| Instructions to follow |
The entries below are to be repeated exactly as they stand.
[begin Record list]
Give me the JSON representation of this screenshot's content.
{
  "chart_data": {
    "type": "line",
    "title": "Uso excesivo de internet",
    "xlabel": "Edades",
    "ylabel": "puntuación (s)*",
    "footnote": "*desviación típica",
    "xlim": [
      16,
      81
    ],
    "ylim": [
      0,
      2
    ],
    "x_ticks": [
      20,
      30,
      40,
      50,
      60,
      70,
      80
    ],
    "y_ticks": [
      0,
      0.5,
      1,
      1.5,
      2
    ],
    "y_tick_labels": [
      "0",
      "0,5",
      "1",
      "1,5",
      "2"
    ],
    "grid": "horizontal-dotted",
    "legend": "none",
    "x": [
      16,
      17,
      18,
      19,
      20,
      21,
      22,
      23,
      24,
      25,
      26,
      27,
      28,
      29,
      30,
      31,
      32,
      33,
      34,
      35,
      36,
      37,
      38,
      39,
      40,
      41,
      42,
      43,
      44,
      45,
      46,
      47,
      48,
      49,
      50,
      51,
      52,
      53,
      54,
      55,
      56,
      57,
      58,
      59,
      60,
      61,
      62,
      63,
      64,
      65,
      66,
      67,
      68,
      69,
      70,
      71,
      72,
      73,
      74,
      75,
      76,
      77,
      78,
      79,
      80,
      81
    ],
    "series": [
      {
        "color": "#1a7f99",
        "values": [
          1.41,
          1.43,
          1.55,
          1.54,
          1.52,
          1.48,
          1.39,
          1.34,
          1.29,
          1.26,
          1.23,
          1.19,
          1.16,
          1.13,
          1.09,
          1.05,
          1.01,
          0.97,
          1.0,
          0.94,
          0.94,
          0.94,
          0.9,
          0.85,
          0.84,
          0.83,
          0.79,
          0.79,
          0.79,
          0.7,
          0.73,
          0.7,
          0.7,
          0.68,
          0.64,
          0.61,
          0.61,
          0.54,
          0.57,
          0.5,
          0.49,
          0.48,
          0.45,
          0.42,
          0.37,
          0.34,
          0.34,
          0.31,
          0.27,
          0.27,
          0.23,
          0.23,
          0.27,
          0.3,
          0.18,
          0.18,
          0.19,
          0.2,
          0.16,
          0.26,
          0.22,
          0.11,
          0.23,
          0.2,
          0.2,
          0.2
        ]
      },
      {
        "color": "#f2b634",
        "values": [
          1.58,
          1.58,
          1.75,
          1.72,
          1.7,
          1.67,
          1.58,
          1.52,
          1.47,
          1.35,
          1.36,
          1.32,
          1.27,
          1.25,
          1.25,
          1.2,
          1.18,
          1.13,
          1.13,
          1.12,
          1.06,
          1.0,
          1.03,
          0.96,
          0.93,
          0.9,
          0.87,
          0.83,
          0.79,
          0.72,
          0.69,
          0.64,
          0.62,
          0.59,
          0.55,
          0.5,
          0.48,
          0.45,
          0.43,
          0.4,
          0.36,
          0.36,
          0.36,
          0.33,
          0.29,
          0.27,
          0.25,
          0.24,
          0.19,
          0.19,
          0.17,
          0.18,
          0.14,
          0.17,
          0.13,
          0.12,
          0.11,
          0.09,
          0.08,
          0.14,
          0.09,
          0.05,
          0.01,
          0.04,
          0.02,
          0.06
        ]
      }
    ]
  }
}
[end Record list]
| Solution for this exercise |
Give me the JSON representation of this screenshot's content.
{
  "chart_data": {
    "type": "line",
    "title": "Uso excesivo de internet",
    "xlabel": "Edades",
    "ylabel": "puntuación (s)*",
    "footnote": "*desviación típica",
    "xlim": [
      16,
      81
    ],
    "ylim": [
      0,
      2
    ],
    "x_ticks": [
      20,
      30,
      40,
      50,
      60,
      70,
      80
    ],
    "y_ticks": [
      0,
      0.5,
      1,
      1.5,
      2
    ],
    "y_tick_labels": [
      "0",
      "0,5",
      "1",
      "1,5",
      "2"
    ],
    "grid": "horizontal-dotted",
    "legend": "none",
    "x": [
      16,
      17,
      18,
      19,
      20,
      21,
      22,
      23,
      24,
      25,
      26,
      27,
      28,
      29,
      30,
      31,
      32,
      33,
      34,
      35,
      36,
      37,
      38,
      39,
      40,
      41,
      42,
      43,
      44,
      45,
      46,
      47,
      48,
      49,
      50,
      51,
      52,
      53,
      54,
      55,
      56,
      57,
      58,
      59,
      60,
      61,
      62,
      63,
      64,
      65,
      66,
      67,
      68,
      69,
      70,
      71,
      72,
      73,
      74,
      75,
      76,
      77,
      78,
      79,
      80,
      81
    ],
    "series": [
      {
        "color": "#1a7f99",
        "values": [
          1.41,
          1.43,
          1.55,
          1.54,
          1.52,
          1.48,
          1.39,
          1.34,
          1.29,
          1.26,
          1.23,
          1.19,
          1.16,
          1.13,
          1.09,
          1.05,
          1.01,
          0.97,
          1.0,
          0.94,
          0.94,
          0.94,
          0.9,
          0.85,
          0.84,
          0.83,
          0.79,
          0.79,
          0.79,
          0.7,
          0.73,
          0.7,
          0.7,
          0.68,
          0.64,
          0.61,
          0.61,
          0.54,
          0.57,
          0.5,
          0.49,
          0.48,
          0.45,
          0.42,
          0.37,
          0.34,
          0.34,
          0.31,
          0.27,
          0.27,
          0.23,
          0.23,
          0.27,
          0.3,
          0.18,
          0.18,
          0.19,
          0.2,
          0.16,
          0.26,
          0.22,
          0.11,
          0.23,
          0.2,
          0.2,
          0.2
        ]
      },
      {
        "color": "#f2b634",
        "values": [
          1.58,
          1.58,
          1.75,
          1.72,
          1.7,
          1.67,
          1.58,
          1.52,
          1.47,
          1.35,
          1.36,
          1.32,
          1.27,
          1.25,
          1.25,
          1.2,
          1.18,
          1.13,
          1.13,
          1.12,
          1.06,
          1.0,
          1.03,
          0.96,
          0.93,
          0.9,
          0.87,
          0.83,
          0.79,
          0.72,
          0.69,
          0.64,
          0.62,
          0.59,
          0.55,
          0.5,
          0.48,
          0.45,
          0.43,
          0.4,
          0.36,
          0.36,
          0.36,
          0.33,
          0.29,
          0.27,
          0.25,
          0.24,
          0.19,
          0.19,
          0.17,
          0.18,
          0.14,
          0.17,
          0.13,
          0.12,
          0.11,
          0.09,
          0.08,
          0.14,
          0.09,
          0.05,
          0.01,
          0.04,
          0.02,
          0.06
        ]
      }
    ]
  }
}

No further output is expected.